(Element region listings)
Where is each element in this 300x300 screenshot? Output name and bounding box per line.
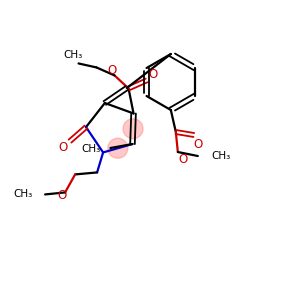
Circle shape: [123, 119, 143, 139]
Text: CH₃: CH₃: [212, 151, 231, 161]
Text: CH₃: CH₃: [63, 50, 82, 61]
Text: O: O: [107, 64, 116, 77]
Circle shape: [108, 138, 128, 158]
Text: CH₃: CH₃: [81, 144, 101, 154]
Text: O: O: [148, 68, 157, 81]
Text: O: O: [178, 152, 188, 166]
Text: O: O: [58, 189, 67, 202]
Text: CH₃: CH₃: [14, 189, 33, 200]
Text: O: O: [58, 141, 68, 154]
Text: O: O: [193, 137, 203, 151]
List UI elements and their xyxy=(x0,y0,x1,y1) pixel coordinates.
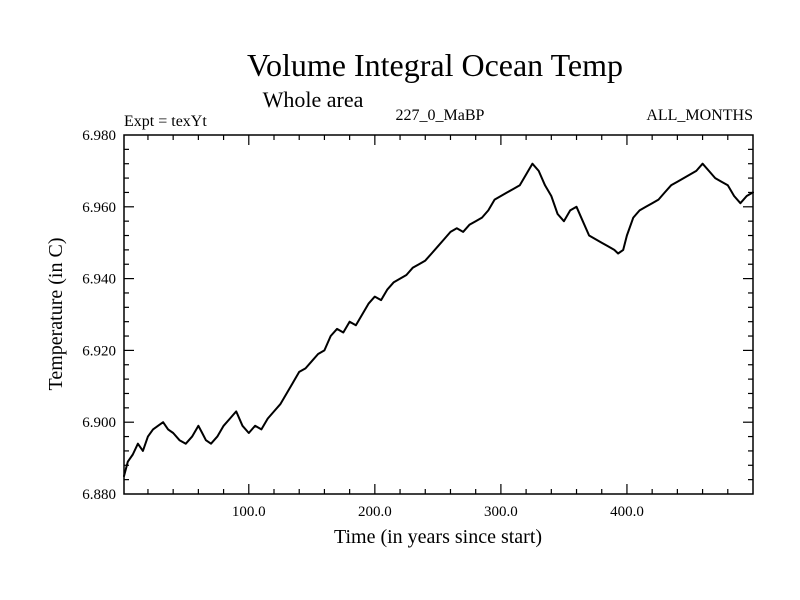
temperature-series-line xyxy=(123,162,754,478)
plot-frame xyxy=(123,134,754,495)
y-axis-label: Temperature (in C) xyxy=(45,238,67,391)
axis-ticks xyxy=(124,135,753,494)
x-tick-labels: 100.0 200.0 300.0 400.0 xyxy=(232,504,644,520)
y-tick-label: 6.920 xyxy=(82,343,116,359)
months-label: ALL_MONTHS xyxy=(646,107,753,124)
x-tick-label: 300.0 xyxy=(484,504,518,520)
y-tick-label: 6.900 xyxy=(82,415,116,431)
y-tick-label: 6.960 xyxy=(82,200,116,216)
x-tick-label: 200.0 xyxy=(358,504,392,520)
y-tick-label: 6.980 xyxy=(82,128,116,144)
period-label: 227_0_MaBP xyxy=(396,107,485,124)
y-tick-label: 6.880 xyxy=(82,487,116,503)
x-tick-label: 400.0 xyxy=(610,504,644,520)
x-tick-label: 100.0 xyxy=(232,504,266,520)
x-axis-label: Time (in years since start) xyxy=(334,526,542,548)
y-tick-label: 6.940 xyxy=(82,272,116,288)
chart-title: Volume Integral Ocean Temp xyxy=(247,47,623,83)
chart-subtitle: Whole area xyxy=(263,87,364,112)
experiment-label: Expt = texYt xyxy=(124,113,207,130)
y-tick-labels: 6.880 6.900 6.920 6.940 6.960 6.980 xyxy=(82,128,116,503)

▶ **Short problem**:
Change every occurrence of "Circle shape" to "Ellipse shape" throughout the material above and give the lines again with nothing else altered. Leave out the pictures.

▶ **Answer to this exercise**:
Where is each element in this 300x300 screenshot? Output name and bounding box per line.
Ellipse shape: [123, 119, 143, 139]
Text: CH₃: CH₃: [212, 151, 231, 161]
Text: CH₃: CH₃: [63, 50, 82, 61]
Text: O: O: [107, 64, 116, 77]
Ellipse shape: [108, 138, 128, 158]
Text: CH₃: CH₃: [81, 144, 101, 154]
Text: O: O: [148, 68, 157, 81]
Text: O: O: [178, 152, 188, 166]
Text: O: O: [58, 189, 67, 202]
Text: CH₃: CH₃: [14, 189, 33, 200]
Text: O: O: [58, 141, 68, 154]
Text: O: O: [193, 137, 203, 151]
List UI elements and their xyxy=(x0,y0,x1,y1) pixel coordinates.
temperature-series-line xyxy=(123,162,754,478)
plot-frame xyxy=(123,134,754,495)
y-axis-label: Temperature (in C) xyxy=(45,238,67,391)
axis-ticks xyxy=(124,135,753,494)
x-tick-labels: 100.0 200.0 300.0 400.0 xyxy=(232,504,644,520)
y-tick-label: 6.920 xyxy=(82,343,116,359)
months-label: ALL_MONTHS xyxy=(646,107,753,124)
x-tick-label: 300.0 xyxy=(484,504,518,520)
y-tick-label: 6.900 xyxy=(82,415,116,431)
y-tick-label: 6.960 xyxy=(82,200,116,216)
x-tick-label: 200.0 xyxy=(358,504,392,520)
y-tick-label: 6.980 xyxy=(82,128,116,144)
period-label: 227_0_MaBP xyxy=(396,107,485,124)
y-tick-label: 6.880 xyxy=(82,487,116,503)
x-tick-label: 400.0 xyxy=(610,504,644,520)
x-tick-label: 100.0 xyxy=(232,504,266,520)
x-axis-label: Time (in years since start) xyxy=(334,526,542,548)
y-tick-label: 6.940 xyxy=(82,272,116,288)
chart-title: Volume Integral Ocean Temp xyxy=(247,47,623,83)
chart-subtitle: Whole area xyxy=(263,87,364,112)
experiment-label: Expt = texYt xyxy=(124,113,207,130)
y-tick-labels: 6.880 6.900 6.920 6.940 6.960 6.980 xyxy=(82,128,116,503)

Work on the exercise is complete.